**Work to be completed**
Look through the material below and give the number of lines holding "name", with no other words.

**Data entries for graphics**
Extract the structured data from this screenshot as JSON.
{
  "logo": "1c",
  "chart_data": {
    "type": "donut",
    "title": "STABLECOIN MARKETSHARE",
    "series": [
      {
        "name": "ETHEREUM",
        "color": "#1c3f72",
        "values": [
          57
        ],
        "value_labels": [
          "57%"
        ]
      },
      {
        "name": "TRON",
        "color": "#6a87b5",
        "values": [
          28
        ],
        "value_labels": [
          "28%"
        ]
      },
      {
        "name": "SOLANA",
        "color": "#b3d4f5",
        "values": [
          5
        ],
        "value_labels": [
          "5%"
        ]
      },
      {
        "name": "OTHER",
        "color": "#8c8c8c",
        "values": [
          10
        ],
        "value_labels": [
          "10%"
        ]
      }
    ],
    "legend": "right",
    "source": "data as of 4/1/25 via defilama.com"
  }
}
* * *
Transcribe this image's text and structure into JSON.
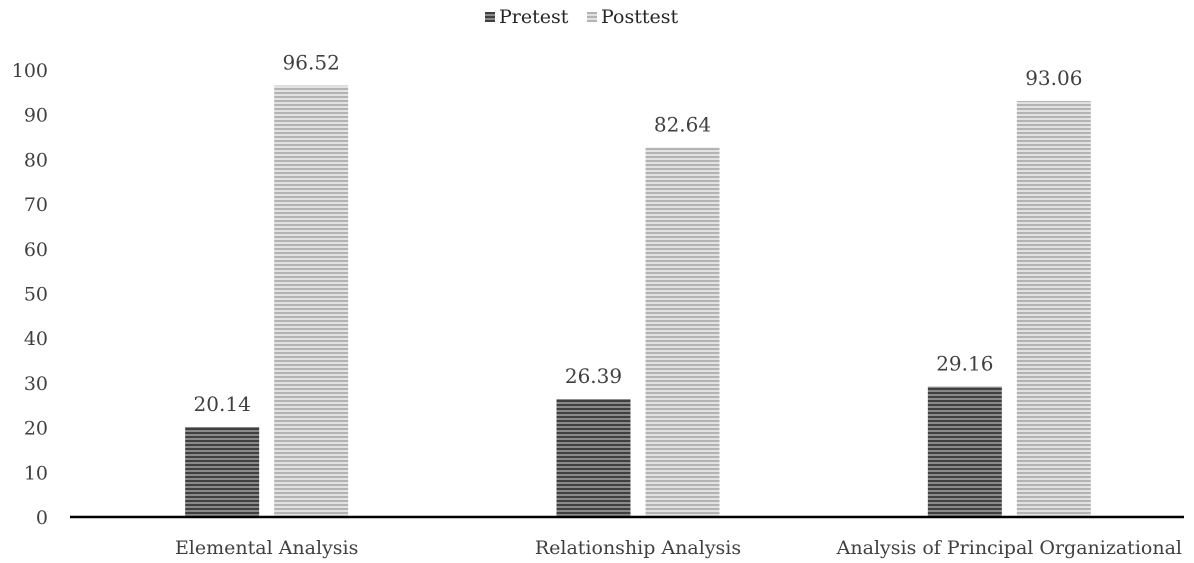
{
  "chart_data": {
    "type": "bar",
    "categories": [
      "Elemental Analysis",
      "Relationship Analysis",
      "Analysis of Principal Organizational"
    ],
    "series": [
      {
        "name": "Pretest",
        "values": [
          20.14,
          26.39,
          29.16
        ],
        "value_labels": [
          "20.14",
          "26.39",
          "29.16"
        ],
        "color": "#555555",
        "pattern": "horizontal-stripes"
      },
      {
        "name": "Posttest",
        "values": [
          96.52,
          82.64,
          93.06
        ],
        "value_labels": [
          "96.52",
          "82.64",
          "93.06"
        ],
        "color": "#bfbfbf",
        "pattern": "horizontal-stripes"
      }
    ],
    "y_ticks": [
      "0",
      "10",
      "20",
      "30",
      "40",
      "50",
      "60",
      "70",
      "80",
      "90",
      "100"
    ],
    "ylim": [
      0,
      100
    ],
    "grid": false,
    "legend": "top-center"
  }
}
---
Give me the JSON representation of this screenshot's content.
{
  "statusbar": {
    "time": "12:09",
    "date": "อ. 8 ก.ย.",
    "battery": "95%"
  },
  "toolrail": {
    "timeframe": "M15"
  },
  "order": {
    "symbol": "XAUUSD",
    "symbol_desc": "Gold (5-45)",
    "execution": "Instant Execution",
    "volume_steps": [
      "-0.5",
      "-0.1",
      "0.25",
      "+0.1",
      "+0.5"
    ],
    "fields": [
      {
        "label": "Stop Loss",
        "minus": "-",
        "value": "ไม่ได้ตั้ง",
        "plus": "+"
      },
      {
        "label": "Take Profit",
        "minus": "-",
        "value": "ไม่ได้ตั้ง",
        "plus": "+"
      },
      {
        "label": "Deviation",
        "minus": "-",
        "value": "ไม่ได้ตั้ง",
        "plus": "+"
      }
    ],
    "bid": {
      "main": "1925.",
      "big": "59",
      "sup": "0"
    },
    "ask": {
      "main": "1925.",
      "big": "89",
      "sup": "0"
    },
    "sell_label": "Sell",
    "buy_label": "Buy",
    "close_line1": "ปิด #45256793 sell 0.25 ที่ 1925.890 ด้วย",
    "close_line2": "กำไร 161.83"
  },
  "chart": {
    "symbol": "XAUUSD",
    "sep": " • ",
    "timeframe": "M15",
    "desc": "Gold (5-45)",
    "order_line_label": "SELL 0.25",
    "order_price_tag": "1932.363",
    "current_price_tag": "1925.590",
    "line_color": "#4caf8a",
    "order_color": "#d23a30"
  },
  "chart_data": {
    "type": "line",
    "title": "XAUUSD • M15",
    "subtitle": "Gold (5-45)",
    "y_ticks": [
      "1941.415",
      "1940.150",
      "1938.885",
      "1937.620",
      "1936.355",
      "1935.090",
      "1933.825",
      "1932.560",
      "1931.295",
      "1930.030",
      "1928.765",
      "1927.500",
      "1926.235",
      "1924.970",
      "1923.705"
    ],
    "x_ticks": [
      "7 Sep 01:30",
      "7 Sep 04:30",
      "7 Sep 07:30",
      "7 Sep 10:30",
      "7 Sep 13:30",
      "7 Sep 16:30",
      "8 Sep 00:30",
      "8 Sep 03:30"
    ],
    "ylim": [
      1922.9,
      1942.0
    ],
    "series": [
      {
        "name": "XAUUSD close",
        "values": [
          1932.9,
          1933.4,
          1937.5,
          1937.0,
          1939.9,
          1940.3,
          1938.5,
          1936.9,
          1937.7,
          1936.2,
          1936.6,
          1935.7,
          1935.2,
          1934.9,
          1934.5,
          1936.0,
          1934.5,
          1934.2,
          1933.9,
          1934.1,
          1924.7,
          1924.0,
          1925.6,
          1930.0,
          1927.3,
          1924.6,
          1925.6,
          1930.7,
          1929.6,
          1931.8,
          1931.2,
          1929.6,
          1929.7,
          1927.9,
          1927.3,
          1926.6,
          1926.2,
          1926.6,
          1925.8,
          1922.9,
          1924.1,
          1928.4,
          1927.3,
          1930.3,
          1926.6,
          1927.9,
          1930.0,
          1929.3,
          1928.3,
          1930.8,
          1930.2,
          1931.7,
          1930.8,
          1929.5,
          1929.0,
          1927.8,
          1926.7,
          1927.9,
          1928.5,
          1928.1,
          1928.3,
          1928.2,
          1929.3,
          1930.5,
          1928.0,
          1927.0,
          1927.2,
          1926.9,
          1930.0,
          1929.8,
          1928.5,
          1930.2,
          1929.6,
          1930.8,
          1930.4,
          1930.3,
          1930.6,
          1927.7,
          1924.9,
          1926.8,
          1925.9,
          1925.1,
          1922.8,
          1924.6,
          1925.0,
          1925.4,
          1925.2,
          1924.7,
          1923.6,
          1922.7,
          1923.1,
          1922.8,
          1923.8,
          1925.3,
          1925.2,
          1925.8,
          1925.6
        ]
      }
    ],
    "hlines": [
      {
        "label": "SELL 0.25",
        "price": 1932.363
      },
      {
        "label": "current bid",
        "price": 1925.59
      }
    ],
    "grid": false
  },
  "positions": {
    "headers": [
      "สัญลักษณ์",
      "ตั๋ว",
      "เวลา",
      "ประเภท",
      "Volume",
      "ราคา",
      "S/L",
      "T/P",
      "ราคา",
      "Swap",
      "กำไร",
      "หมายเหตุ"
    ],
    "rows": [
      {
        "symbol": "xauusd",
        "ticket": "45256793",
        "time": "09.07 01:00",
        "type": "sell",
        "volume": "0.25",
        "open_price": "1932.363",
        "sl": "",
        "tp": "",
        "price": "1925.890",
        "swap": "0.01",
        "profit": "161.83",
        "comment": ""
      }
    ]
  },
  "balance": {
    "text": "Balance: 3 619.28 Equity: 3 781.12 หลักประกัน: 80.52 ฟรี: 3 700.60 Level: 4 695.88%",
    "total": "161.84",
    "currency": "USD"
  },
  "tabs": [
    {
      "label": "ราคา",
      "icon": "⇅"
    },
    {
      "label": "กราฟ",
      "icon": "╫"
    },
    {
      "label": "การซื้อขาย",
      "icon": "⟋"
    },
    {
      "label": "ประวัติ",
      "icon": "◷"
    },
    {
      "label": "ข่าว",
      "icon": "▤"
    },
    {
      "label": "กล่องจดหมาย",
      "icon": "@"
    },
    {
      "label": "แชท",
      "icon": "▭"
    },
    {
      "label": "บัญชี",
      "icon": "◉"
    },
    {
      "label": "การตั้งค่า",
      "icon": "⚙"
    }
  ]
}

**Finished answer**
7